— start of DATA LISTING —

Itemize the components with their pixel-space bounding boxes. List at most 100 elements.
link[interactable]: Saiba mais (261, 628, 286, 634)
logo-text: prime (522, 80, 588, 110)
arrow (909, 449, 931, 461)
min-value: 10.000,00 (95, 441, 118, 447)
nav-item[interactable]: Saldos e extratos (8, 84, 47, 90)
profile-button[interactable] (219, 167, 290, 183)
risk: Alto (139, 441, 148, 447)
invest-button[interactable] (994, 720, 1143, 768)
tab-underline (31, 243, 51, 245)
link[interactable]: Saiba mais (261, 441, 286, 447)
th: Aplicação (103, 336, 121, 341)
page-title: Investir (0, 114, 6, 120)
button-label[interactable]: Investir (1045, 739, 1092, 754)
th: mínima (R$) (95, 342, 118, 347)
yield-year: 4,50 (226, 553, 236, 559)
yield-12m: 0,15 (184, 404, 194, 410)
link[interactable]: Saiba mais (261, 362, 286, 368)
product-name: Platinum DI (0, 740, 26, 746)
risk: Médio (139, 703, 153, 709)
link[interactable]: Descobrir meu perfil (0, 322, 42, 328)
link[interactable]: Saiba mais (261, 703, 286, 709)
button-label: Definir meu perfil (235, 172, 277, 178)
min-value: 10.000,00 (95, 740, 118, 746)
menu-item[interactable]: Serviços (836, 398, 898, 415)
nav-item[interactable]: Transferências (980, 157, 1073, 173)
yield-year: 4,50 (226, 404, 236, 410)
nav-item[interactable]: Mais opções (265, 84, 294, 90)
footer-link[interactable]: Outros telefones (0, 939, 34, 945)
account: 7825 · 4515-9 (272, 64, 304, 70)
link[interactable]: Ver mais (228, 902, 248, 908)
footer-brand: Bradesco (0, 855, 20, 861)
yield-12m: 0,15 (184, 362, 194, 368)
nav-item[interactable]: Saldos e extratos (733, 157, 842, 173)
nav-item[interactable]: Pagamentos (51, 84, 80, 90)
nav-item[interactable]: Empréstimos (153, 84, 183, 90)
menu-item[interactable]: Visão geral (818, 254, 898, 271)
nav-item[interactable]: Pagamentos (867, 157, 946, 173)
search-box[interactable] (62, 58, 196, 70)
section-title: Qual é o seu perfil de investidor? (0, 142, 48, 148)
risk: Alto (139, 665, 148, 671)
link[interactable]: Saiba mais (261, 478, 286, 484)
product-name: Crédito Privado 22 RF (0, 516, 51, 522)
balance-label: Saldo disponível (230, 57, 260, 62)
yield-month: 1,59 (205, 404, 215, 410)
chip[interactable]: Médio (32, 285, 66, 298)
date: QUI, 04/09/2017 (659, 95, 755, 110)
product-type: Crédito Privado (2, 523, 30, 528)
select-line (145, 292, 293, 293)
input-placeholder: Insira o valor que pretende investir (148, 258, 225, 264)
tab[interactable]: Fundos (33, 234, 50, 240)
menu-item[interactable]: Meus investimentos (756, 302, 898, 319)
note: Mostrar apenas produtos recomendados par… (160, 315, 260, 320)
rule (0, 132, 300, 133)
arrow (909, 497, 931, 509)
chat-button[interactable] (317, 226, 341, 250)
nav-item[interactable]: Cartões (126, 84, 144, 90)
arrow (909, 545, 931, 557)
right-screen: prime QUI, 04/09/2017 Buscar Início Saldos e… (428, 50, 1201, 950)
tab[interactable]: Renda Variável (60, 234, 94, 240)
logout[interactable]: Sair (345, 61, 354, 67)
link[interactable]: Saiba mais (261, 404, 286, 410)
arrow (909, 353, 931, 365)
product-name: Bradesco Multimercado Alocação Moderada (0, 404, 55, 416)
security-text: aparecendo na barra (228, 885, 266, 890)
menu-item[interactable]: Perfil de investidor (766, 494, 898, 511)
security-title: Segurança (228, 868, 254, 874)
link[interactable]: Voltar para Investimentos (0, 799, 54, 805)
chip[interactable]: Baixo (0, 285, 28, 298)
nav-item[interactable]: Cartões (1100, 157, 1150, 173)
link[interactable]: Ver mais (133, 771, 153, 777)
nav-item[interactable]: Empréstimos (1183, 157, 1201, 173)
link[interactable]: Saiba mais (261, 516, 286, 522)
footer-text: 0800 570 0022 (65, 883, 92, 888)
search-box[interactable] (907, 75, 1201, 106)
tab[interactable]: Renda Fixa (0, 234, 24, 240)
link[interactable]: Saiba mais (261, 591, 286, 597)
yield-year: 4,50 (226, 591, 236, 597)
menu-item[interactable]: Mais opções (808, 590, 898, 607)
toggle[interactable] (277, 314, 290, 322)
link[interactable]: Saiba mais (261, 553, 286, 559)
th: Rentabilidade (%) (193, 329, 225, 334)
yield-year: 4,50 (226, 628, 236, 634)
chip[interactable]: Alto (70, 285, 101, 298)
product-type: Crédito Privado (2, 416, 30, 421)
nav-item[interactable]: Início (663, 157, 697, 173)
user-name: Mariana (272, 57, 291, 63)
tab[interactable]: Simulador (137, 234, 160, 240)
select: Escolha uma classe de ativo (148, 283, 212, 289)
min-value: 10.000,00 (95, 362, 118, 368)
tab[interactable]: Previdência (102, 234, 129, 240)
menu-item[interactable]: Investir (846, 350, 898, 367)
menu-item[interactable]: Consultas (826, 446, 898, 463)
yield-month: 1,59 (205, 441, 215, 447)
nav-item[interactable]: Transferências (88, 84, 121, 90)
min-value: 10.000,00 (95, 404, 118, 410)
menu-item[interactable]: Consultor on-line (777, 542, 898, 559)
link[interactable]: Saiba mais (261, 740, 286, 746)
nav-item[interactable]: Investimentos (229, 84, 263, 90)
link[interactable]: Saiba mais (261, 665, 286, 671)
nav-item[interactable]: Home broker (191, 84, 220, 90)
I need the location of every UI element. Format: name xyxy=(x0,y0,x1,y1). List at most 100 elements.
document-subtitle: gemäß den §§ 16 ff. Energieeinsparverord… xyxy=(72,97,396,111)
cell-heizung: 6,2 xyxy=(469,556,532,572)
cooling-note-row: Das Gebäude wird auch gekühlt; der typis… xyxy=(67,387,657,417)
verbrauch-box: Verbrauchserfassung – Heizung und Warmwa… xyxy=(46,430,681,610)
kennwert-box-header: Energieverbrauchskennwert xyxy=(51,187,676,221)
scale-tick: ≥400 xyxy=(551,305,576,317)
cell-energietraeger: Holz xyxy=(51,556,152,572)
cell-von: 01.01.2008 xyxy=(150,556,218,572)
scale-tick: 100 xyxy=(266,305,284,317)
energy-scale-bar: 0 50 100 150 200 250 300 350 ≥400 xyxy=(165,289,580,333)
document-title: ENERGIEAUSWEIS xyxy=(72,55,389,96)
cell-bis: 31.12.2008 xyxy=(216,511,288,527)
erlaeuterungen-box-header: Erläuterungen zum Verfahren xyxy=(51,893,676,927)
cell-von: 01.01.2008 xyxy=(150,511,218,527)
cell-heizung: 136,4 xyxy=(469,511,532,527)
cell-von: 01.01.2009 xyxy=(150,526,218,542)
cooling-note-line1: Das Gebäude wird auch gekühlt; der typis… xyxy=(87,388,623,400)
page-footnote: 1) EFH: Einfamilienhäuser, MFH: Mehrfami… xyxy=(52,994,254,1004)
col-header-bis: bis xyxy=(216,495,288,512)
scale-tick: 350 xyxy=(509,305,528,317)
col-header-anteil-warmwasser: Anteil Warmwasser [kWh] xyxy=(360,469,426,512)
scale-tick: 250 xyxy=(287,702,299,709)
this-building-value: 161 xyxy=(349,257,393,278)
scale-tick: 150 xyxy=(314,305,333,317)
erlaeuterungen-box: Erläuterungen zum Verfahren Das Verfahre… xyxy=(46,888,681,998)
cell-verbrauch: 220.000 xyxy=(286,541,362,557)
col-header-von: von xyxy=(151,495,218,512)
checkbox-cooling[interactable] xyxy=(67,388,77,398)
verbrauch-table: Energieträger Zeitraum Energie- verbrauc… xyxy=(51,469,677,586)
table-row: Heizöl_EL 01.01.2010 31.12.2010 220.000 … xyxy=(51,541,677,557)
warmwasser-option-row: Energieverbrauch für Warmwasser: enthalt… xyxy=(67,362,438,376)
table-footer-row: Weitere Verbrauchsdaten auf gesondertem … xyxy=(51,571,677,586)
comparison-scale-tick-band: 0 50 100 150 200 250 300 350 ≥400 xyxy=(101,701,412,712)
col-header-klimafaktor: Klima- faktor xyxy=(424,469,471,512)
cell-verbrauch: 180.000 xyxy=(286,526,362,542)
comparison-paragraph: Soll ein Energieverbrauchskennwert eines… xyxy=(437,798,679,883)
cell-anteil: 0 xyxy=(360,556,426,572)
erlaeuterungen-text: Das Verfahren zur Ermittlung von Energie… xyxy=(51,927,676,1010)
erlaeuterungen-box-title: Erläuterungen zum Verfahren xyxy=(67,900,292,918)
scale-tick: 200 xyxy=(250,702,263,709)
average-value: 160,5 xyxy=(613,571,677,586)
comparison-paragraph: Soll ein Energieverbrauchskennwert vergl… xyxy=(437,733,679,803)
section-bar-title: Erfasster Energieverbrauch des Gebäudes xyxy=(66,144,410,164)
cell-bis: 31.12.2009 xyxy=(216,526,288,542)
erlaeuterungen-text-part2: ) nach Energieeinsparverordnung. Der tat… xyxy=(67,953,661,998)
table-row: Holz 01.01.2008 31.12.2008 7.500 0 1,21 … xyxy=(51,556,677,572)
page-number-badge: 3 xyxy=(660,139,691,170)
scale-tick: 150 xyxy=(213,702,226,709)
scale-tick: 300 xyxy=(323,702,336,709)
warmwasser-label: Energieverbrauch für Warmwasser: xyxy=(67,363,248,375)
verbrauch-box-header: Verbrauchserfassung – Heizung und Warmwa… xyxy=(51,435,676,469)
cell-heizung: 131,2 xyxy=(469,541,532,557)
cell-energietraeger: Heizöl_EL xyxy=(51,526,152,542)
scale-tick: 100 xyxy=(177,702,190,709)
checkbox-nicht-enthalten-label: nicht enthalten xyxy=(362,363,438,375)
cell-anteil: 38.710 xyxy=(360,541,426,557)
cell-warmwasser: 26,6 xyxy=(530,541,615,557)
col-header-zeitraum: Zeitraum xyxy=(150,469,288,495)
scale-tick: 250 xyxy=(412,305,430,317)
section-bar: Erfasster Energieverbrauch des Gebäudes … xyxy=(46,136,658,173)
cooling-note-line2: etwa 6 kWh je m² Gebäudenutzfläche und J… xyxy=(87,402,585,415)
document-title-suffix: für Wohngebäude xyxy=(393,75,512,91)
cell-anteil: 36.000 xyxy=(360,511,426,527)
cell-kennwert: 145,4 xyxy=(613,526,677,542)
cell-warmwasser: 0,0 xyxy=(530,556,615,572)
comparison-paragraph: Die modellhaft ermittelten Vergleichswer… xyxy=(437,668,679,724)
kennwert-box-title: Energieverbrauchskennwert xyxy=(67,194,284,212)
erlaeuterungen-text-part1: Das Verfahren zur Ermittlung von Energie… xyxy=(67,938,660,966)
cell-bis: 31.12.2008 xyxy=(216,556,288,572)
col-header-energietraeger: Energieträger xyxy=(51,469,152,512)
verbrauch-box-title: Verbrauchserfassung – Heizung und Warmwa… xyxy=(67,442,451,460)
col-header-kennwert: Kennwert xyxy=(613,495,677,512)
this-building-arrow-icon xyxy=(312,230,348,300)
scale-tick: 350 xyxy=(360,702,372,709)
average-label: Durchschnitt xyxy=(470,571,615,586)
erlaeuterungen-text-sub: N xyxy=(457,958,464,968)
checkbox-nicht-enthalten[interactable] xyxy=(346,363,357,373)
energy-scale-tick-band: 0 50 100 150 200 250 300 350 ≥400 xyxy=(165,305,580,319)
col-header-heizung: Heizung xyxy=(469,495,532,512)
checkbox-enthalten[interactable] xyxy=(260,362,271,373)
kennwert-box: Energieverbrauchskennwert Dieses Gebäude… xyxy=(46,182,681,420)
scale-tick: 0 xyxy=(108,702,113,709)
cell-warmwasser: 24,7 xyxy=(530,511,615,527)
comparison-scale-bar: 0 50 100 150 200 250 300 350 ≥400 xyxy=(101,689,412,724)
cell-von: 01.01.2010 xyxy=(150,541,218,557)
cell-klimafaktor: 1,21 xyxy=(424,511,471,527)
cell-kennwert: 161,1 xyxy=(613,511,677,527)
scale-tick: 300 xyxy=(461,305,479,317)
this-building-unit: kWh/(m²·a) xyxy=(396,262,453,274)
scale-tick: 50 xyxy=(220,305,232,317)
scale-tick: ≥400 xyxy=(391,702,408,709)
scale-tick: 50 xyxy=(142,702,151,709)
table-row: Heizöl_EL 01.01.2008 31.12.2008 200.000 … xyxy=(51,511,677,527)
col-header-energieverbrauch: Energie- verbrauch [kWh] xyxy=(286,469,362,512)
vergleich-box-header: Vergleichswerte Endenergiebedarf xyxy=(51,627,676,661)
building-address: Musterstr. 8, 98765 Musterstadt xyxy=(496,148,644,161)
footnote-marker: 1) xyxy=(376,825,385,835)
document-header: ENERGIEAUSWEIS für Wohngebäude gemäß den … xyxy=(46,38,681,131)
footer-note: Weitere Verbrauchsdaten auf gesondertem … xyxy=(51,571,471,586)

— end of DATA LISTING —

TASK STATEMENT: Reproduce the lines from the first one through the line with "button-label[interactable]: Investir (1045, 739, 1092, 754)", including both of those lines, with no changes.

WRITTEN SOLUTION:
Itemize the components with their pixel-space bounding boxes. List at most 100 elements.
link[interactable]: Saiba mais (261, 628, 286, 634)
logo-text: prime (522, 80, 588, 110)
arrow (909, 449, 931, 461)
min-value: 10.000,00 (95, 441, 118, 447)
nav-item[interactable]: Saldos e extratos (8, 84, 47, 90)
profile-button[interactable] (219, 167, 290, 183)
risk: Alto (139, 441, 148, 447)
invest-button[interactable] (994, 720, 1143, 768)
tab-underline (31, 243, 51, 245)
link[interactable]: Saiba mais (261, 441, 286, 447)
th: Aplicação (103, 336, 121, 341)
page-title: Investir (0, 114, 6, 120)
button-label[interactable]: Investir (1045, 739, 1092, 754)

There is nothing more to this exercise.